◆ Exercise description ◆
Every entry must be repeated exactly. Exclude all pictures.
---- Dataset content
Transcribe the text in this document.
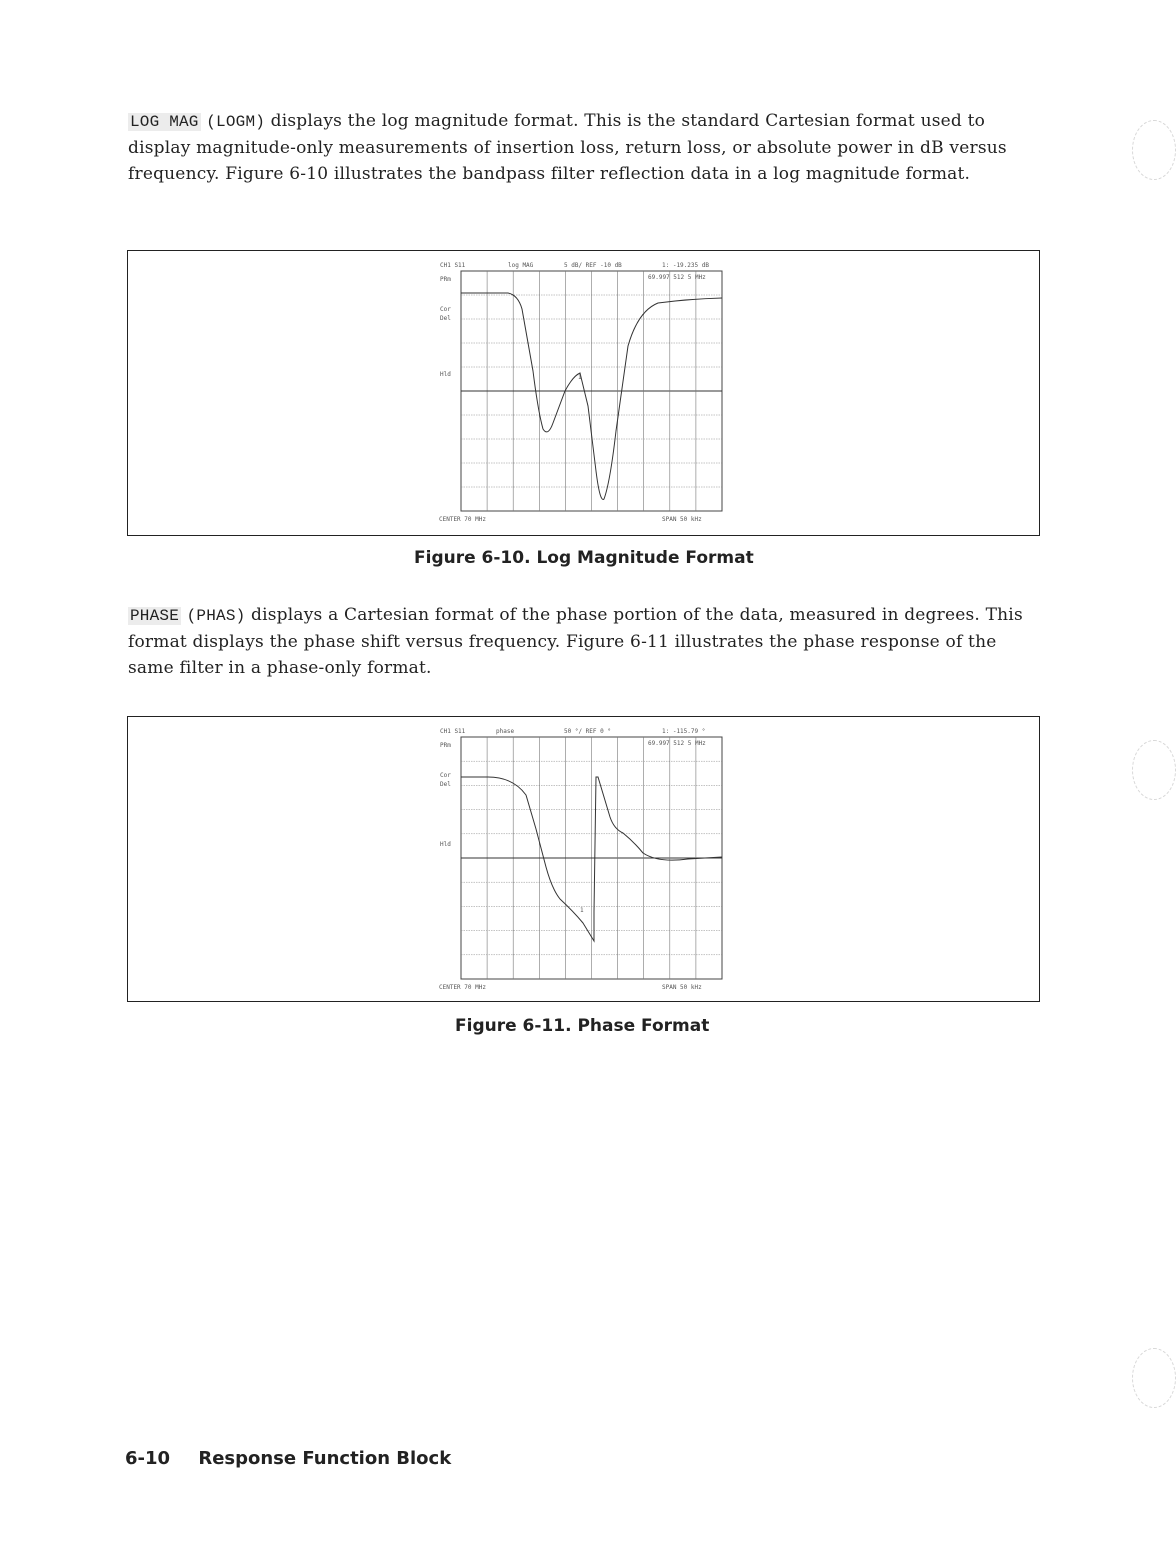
LOG MAG (LOGM) displays the log magnitude format. This is the standard Cartesian format used to display magnitude-only measurements of insertion loss, return loss, or absolute power in dB versus frequency. Figure 6-10 illustrates the bandpass filter reflection data in a log magnitude format.
CH1 S11	log MAG	5 dB/ REF -10 dB	1: -19.235 dB
PRm
Cor
Del
Hld
69.997 512 5 MHz
1
CENTER 70 MHz	SPAN 50 kHz
Figure 6-10. Log Magnitude Format
PHASE (PHAS) displays a Cartesian format of the phase portion of the data, measured in degrees. This format displays the phase shift versus frequency. Figure 6-11 illustrates the phase response of the same filter in a phase-only format.
CH1 S11	phase	50 °/ REF 0 °	1: -115.79 °
PRm
Cor
Del
Hld
69.997 512 5 MHz
1
CENTER 70 MHz	SPAN 50 kHz
Figure 6-11. Phase Format
6-10 Response Function Block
--------
◆ Answer ◆
Transcribe the text in this document.
LOG MAG (LOGM) displays the log magnitude format. This is the standard Cartesian format used to display magnitude-only measurements of insertion loss, return loss, or absolute power in dB versus frequency. Figure 6-10 illustrates the bandpass filter reflection data in a log magnitude format.
CH1 S11	log MAG	5 dB/ REF -10 dB	1: -19.235 dB
PRm
Cor
Del
Hld
69.997 512 5 MHz
1
CENTER 70 MHz	SPAN 50 kHz
Figure 6-10. Log Magnitude Format
PHASE (PHAS) displays a Cartesian format of the phase portion of the data, measured in degrees. This format displays the phase shift versus frequency. Figure 6-11 illustrates the phase response of the same filter in a phase-only format.
CH1 S11	phase	50 °/ REF 0 °	1: -115.79 °
PRm
Cor
Del
Hld
69.997 512 5 MHz
1
CENTER 70 MHz	SPAN 50 kHz
Figure 6-11. Phase Format
6-10 Response Function Block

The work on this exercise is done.